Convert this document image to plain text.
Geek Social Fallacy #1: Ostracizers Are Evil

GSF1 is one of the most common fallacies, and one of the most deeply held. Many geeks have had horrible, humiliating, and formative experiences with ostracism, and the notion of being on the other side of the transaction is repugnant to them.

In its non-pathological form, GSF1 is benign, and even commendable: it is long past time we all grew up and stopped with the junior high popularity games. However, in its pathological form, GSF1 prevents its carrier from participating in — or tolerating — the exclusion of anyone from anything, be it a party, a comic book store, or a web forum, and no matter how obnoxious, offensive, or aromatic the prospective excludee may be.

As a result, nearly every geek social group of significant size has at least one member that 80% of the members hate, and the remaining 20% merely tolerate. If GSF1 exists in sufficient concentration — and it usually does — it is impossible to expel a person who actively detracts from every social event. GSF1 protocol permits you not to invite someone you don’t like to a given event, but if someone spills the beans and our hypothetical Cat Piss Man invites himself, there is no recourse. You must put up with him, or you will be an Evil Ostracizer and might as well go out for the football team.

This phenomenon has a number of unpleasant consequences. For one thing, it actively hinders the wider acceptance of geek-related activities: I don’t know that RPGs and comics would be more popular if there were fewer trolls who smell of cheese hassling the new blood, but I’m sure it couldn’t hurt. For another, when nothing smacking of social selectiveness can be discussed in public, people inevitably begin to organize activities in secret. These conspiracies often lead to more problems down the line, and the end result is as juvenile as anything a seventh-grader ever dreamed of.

□ □ □ □ □ □ □

● Required task: Go through the records above and set each one down exactly, please.

● Solution below:
Convert this document image to plain text.
Geek Social Fallacy #1: Ostracizers Are Evil

GSF1 is one of the most common fallacies, and one of the most deeply held. Many geeks have had horrible, humiliating, and formative experiences with ostracism, and the notion of being on the other side of the transaction is repugnant to them.

In its non-pathological form, GSF1 is benign, and even commendable: it is long past time we all grew up and stopped with the junior high popularity games. However, in its pathological form, GSF1 prevents its carrier from participating in — or tolerating — the exclusion of anyone from anything, be it a party, a comic book store, or a web forum, and no matter how obnoxious, offensive, or aromatic the prospective excludee may be.

As a result, nearly every geek social group of significant size has at least one member that 80% of the members hate, and the remaining 20% merely tolerate. If GSF1 exists in sufficient concentration — and it usually does — it is impossible to expel a person who actively detracts from every social event. GSF1 protocol permits you not to invite someone you don’t like to a given event, but if someone spills the beans and our hypothetical Cat Piss Man invites himself, there is no recourse. You must put up with him, or you will be an Evil Ostracizer and might as well go out for the football team.

This phenomenon has a number of unpleasant consequences. For one thing, it actively hinders the wider acceptance of geek-related activities: I don’t know that RPGs and comics would be more popular if there were fewer trolls who smell of cheese hassling the new blood, but I’m sure it couldn’t hurt. For another, when nothing smacking of social selectiveness can be discussed in public, people inevitably begin to organize activities in secret. These conspiracies often lead to more problems down the line, and the end result is as juvenile as anything a seventh-grader ever dreamed of.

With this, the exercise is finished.